(Saved entries)
(begin)
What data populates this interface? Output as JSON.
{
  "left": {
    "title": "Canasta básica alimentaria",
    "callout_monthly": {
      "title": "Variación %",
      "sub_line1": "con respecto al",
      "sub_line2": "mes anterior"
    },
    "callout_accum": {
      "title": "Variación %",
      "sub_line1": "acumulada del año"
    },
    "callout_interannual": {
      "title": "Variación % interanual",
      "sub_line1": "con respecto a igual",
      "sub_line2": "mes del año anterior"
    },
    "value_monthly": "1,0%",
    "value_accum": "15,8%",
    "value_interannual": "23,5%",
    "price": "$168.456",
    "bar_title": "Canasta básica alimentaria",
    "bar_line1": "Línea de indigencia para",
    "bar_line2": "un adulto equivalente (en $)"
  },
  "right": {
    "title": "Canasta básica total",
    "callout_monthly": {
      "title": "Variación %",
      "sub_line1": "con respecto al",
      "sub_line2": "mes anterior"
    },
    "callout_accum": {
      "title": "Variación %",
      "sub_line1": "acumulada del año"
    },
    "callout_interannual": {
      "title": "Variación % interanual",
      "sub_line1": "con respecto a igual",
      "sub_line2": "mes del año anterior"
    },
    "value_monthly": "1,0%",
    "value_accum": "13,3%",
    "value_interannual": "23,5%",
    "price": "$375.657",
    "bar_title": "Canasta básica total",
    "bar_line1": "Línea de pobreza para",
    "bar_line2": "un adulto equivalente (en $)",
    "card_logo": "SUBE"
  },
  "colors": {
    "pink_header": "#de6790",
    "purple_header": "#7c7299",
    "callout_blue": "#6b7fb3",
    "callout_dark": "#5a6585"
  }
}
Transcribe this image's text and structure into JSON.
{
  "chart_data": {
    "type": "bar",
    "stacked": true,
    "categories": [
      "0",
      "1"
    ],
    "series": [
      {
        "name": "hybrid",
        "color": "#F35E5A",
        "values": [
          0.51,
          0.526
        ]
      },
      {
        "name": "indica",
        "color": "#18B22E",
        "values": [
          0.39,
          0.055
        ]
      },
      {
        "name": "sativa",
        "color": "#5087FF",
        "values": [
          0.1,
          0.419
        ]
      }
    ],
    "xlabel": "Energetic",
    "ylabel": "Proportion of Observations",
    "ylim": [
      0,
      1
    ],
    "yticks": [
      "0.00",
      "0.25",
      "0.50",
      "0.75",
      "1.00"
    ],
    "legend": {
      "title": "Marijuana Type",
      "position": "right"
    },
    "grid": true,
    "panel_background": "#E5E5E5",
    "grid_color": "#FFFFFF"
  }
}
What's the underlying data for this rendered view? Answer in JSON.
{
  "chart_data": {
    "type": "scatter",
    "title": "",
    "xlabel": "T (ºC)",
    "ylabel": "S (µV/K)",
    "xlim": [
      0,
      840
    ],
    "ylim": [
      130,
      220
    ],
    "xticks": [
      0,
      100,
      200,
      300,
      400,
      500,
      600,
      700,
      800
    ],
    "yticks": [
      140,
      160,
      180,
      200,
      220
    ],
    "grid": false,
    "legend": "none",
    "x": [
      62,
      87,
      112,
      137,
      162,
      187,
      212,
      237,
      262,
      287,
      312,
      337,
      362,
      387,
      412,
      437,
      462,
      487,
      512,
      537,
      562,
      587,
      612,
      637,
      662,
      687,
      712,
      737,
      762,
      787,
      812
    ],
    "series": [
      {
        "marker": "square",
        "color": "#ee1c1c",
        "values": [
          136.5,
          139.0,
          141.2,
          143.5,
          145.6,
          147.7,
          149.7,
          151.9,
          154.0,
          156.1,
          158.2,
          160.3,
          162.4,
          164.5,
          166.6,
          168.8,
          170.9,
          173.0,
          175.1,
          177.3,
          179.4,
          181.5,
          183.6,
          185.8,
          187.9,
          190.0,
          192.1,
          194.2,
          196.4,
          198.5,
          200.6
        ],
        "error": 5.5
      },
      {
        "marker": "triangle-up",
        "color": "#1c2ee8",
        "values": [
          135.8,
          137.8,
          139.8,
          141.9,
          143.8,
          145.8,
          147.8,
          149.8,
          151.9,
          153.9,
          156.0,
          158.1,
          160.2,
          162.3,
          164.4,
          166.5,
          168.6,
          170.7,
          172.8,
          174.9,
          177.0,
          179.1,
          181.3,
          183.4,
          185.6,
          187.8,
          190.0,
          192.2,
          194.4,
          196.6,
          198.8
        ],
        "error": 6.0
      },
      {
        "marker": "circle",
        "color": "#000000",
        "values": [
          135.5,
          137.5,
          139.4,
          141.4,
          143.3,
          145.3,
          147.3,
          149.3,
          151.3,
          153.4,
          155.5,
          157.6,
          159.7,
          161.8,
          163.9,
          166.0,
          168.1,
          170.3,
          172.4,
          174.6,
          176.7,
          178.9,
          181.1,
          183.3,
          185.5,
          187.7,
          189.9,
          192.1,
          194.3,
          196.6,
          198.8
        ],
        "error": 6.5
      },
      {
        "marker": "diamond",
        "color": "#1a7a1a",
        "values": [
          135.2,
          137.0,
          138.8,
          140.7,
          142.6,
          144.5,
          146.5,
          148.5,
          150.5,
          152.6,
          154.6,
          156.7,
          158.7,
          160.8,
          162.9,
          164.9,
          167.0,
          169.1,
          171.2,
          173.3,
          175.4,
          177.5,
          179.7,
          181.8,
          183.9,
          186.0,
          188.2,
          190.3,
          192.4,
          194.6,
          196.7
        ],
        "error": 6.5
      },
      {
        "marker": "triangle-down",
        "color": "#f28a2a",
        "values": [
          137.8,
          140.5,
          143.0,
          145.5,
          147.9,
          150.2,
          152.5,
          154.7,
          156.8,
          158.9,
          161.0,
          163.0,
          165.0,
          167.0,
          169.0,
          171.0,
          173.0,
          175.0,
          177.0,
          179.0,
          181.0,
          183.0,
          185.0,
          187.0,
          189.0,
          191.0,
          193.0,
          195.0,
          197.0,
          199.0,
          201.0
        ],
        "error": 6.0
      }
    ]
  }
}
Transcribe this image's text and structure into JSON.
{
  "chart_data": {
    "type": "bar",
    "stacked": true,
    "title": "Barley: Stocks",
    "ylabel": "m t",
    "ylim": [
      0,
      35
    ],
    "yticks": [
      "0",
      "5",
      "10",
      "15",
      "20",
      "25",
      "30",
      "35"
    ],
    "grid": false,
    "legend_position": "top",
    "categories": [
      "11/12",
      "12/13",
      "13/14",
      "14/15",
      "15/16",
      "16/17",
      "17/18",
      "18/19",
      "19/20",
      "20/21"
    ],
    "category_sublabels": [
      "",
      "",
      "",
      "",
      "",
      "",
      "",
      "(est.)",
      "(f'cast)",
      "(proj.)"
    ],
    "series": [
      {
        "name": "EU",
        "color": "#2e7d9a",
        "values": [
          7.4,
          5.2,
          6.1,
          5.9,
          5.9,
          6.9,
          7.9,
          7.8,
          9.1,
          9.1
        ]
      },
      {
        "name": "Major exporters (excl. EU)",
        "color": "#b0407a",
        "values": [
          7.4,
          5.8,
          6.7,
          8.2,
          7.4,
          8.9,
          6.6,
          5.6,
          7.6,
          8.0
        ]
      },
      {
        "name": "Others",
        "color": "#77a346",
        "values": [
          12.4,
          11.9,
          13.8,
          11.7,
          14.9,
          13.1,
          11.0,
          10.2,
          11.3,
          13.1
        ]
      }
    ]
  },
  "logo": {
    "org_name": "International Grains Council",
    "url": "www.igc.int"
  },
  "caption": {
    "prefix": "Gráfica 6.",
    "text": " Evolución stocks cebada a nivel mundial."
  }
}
(end)
REQUEST: Find and copy every line in the entries above where the string "alimentaria" occurs.

FINISHED ANSWER:
    "title": "Canasta básica alimentaria",
    "bar_title": "Canasta básica alimentaria",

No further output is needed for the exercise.